INPUT RECORDS
_ _ _ _ _ _ _
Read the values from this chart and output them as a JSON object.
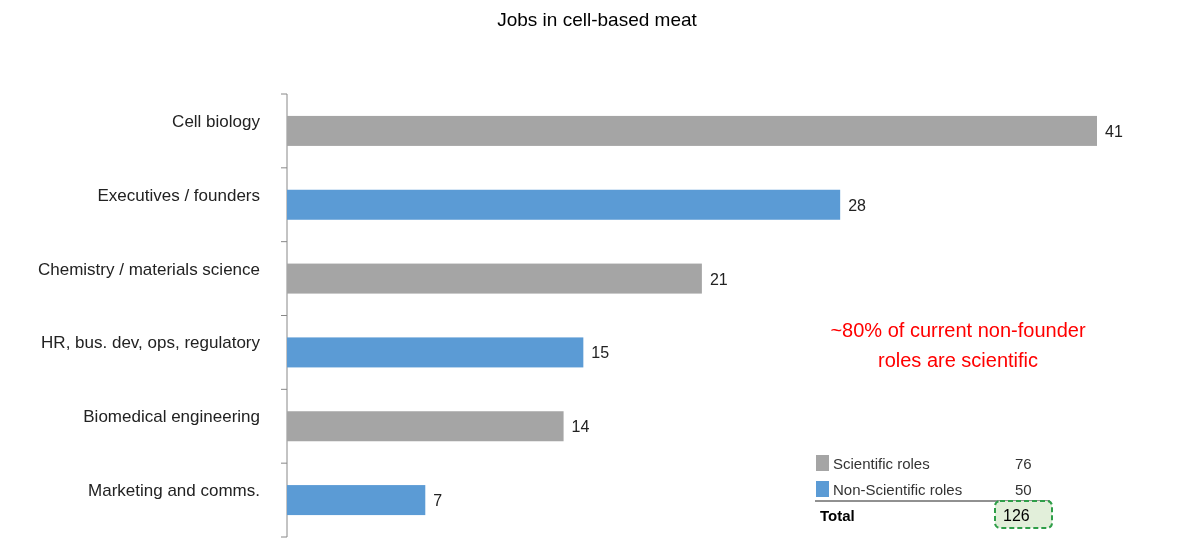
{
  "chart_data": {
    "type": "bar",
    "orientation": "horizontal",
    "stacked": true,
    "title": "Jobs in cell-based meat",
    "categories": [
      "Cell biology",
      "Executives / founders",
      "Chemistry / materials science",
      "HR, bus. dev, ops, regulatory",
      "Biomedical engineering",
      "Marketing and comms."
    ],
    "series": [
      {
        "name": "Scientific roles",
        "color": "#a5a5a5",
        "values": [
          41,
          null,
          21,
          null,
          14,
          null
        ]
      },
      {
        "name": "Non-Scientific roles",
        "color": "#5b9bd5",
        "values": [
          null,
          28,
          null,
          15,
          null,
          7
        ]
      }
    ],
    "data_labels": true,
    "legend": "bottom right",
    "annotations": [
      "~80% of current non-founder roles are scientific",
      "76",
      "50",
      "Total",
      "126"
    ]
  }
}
_ _ _ _ _ _ _
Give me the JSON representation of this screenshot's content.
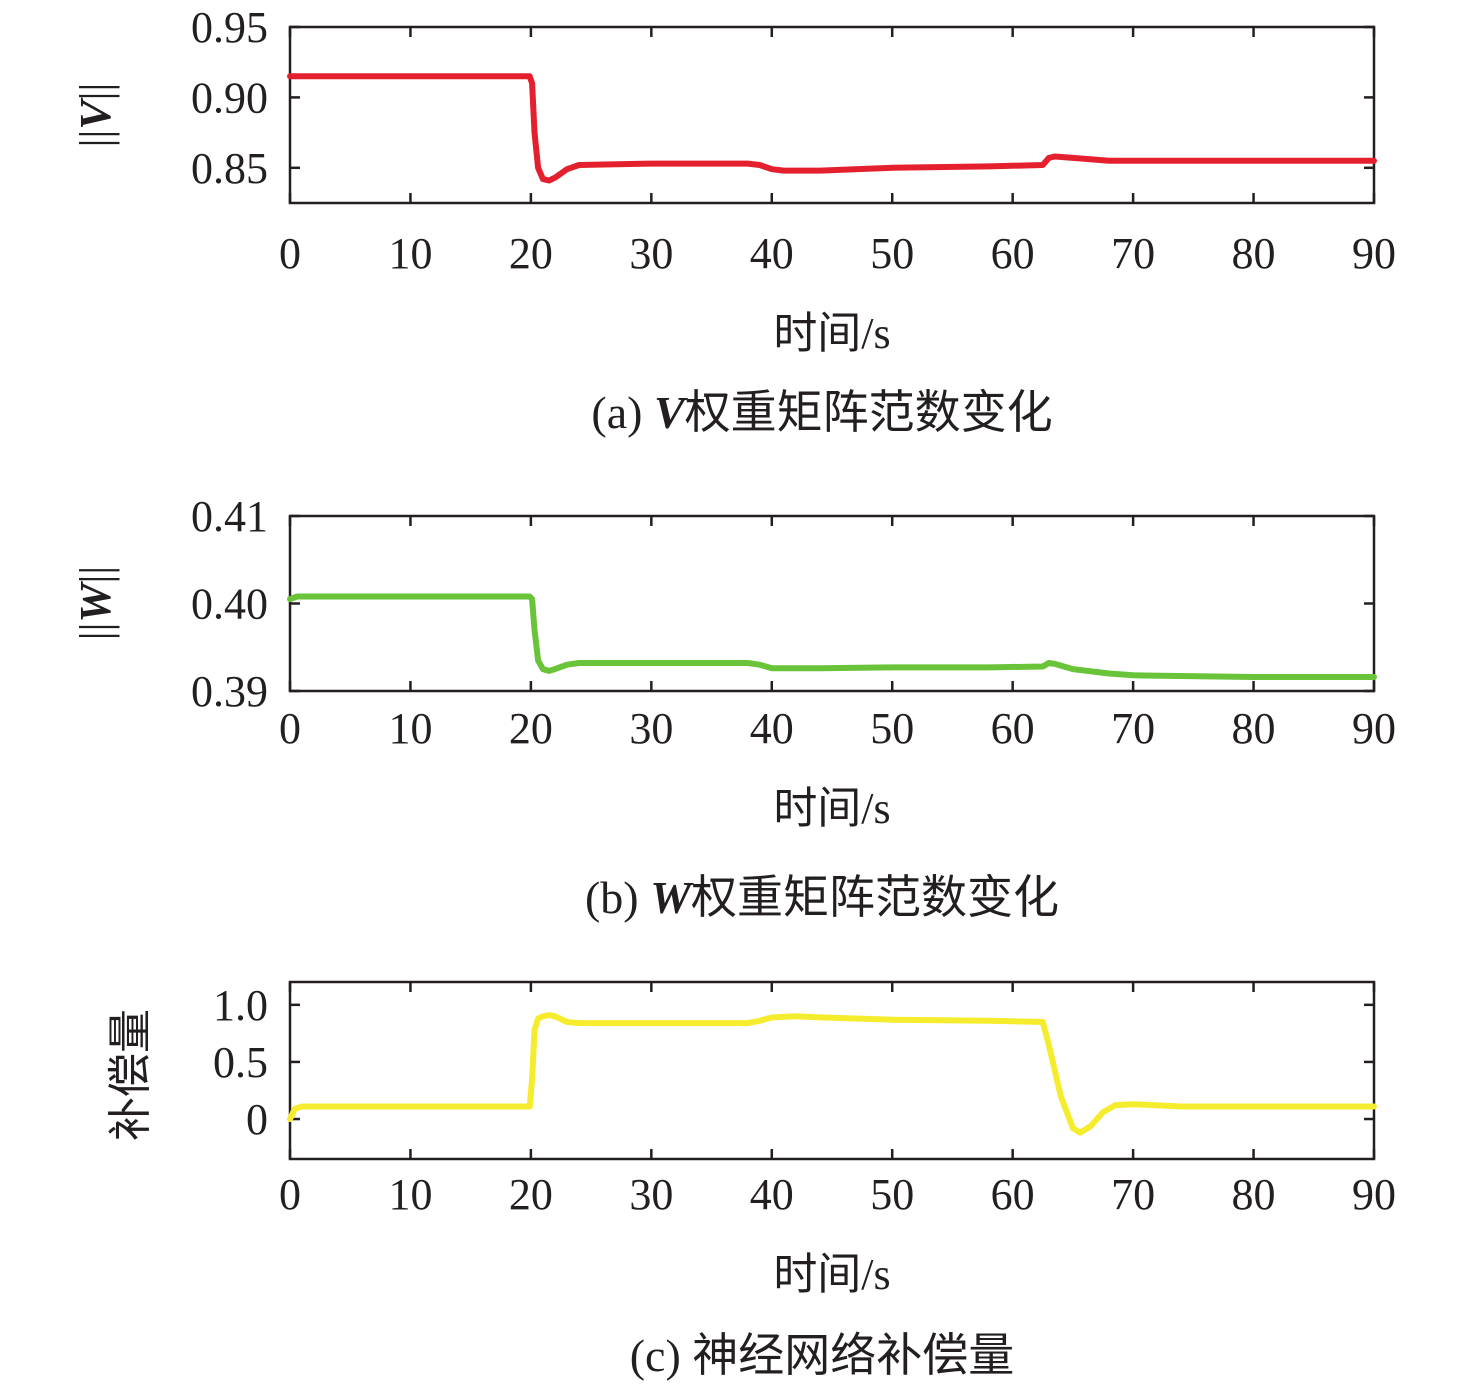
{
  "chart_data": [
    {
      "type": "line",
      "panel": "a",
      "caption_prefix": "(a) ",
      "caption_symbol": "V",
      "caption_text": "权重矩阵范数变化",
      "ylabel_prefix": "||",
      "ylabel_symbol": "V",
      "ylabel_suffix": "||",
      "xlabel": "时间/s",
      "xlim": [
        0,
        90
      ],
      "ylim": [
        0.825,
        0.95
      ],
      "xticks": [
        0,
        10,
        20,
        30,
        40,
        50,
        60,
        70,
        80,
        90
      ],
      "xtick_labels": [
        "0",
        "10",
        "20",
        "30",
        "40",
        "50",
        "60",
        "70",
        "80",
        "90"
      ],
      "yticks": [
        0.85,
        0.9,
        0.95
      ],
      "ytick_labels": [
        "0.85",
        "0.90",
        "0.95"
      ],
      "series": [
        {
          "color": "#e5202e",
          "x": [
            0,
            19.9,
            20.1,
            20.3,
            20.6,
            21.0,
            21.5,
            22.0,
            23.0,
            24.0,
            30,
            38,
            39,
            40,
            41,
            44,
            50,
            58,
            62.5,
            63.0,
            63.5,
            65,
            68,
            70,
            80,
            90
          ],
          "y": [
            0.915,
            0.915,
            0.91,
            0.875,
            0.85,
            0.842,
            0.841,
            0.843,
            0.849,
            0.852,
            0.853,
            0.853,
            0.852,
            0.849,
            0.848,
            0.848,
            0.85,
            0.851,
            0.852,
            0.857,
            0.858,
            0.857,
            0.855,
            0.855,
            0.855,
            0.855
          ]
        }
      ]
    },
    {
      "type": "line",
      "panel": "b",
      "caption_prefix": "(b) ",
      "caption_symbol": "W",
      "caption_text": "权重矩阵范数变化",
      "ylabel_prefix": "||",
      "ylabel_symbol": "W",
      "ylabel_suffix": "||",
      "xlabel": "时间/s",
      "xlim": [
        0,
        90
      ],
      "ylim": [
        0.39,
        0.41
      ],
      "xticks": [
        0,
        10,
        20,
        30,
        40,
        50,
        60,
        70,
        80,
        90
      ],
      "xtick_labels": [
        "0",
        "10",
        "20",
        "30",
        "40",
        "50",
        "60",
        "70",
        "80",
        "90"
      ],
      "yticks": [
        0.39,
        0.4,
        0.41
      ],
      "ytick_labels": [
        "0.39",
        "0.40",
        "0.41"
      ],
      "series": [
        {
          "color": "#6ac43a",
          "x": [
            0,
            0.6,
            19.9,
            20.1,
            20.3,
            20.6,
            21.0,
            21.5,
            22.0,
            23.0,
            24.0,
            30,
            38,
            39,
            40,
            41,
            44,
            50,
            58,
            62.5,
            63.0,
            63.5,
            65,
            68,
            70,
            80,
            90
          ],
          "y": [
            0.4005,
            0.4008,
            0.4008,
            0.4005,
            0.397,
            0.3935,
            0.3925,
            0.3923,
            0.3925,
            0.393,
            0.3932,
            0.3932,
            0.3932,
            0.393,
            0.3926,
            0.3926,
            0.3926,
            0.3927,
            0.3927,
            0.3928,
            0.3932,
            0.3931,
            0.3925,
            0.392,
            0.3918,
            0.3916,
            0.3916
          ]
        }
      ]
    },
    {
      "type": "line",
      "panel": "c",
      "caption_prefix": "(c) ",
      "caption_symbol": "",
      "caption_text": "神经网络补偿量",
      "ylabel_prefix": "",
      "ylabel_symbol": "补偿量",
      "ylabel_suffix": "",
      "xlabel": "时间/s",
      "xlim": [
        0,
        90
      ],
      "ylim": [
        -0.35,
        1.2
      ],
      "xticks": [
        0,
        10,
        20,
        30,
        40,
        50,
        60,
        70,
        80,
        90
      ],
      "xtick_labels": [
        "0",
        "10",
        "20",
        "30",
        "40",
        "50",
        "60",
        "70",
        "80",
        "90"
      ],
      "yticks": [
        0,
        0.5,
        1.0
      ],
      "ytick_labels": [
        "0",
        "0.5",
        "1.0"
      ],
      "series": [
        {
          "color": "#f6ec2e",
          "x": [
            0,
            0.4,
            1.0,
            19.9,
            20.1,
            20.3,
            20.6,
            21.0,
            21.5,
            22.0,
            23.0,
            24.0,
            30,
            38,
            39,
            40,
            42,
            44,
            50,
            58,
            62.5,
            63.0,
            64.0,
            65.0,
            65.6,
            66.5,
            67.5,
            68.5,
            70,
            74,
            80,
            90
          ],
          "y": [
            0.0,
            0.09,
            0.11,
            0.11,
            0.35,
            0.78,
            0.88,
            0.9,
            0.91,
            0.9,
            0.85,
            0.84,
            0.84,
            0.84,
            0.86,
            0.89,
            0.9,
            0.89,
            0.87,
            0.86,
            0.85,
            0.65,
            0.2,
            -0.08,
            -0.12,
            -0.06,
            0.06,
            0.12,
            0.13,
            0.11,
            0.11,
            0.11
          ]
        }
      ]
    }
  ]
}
_ _ _ _ _ _ _
WHAT NEEDS TO BE DONE
Return every line containing "JSON".

SOLUTION FOR THIS EXERCISE
Read the values from this chart and output them as a JSON object.
Give me the JSON representation of this screenshot's content.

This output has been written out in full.